[What you need to do] Select all lines in the records that include "screenshot".

[Data shown]
- - - - - - -

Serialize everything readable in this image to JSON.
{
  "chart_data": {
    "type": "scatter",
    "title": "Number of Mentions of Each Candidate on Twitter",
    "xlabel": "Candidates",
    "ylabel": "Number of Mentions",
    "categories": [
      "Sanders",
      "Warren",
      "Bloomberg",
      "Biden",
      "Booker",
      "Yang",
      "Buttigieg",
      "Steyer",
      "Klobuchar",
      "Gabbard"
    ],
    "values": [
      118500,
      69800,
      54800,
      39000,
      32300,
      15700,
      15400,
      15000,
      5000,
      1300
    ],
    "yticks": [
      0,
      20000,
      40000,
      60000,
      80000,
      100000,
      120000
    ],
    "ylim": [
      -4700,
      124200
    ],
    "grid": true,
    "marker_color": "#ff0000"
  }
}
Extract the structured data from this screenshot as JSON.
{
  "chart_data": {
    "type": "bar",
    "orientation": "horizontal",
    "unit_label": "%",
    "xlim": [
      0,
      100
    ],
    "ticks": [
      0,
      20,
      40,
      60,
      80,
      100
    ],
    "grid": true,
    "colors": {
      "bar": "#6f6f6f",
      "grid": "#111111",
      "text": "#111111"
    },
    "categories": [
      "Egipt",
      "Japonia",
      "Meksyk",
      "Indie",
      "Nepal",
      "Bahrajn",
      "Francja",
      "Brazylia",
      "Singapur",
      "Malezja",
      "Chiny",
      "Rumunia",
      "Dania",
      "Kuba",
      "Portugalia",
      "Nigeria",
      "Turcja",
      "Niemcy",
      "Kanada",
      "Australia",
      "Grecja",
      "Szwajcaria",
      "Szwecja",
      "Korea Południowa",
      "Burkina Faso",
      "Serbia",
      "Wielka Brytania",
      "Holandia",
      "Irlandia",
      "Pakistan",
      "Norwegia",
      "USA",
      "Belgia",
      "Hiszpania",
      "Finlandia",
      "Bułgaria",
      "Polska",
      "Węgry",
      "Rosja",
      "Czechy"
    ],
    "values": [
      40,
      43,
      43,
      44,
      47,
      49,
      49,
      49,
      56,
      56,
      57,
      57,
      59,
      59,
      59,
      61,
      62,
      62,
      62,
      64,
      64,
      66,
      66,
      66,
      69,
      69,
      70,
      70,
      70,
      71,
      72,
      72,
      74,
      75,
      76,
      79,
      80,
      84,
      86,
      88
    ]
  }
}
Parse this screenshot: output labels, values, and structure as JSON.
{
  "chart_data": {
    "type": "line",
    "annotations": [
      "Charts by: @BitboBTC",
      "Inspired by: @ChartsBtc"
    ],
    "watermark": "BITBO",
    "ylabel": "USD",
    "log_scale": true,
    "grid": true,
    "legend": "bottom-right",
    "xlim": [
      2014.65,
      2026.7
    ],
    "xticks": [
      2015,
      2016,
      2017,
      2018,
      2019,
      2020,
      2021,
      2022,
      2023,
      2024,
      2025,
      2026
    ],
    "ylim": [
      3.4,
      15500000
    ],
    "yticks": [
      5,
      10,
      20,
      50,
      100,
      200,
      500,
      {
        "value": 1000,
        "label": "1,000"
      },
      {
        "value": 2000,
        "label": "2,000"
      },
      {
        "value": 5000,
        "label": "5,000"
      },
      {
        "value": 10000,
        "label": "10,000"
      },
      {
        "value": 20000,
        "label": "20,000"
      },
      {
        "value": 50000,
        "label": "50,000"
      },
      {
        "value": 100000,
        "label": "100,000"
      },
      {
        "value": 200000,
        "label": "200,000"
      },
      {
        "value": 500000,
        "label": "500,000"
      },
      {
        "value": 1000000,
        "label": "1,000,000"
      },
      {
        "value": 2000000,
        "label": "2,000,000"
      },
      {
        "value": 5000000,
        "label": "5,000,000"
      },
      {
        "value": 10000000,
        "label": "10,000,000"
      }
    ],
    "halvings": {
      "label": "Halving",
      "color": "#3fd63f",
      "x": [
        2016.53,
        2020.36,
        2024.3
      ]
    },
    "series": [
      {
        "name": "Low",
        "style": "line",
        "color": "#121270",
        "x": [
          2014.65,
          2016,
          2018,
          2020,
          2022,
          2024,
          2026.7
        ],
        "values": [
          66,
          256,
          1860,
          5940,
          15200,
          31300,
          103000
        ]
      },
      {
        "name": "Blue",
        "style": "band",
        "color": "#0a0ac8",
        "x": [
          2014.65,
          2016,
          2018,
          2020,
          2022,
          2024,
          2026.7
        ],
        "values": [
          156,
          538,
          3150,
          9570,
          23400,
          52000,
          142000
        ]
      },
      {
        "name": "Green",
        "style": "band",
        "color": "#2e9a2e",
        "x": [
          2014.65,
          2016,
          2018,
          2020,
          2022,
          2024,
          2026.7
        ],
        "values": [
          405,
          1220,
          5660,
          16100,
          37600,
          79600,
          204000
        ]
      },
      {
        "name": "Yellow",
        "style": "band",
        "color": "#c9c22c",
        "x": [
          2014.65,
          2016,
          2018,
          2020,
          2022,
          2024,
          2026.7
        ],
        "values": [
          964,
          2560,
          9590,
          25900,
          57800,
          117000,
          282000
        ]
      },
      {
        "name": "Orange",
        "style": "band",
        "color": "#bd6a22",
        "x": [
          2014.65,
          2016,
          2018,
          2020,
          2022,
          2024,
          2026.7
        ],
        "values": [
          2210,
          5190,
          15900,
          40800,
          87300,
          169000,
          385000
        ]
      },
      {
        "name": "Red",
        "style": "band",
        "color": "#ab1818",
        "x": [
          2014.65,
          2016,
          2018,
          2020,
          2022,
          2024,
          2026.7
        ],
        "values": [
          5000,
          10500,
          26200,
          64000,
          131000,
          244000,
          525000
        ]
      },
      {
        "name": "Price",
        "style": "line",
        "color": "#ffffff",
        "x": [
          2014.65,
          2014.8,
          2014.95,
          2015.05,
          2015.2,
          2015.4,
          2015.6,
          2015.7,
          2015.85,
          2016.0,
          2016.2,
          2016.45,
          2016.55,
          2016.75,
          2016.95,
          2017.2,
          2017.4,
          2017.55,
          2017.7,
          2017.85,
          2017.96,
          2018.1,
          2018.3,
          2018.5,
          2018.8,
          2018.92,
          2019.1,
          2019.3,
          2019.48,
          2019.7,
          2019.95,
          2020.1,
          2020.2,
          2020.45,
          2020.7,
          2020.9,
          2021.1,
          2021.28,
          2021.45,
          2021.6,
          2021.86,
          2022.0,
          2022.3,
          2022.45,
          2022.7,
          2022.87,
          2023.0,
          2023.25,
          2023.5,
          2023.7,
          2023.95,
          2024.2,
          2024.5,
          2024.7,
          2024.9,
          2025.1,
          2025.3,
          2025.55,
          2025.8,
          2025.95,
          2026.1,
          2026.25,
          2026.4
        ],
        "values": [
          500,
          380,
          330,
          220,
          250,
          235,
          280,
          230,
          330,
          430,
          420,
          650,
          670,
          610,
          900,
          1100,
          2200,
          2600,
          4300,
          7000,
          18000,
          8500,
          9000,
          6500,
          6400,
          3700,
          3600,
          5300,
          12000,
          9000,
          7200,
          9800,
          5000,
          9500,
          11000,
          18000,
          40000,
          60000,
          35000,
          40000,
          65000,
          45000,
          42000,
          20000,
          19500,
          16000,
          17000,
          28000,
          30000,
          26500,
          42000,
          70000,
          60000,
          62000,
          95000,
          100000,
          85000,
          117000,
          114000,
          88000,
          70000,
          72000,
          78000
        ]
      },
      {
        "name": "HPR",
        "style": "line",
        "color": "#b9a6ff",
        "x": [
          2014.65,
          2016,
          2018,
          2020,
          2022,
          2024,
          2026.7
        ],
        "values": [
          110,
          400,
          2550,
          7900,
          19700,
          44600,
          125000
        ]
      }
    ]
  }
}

- - - - - - -

[Answer]
Extract the structured data from this screenshot as JSON.
Parse this screenshot: output labels, values, and structure as JSON.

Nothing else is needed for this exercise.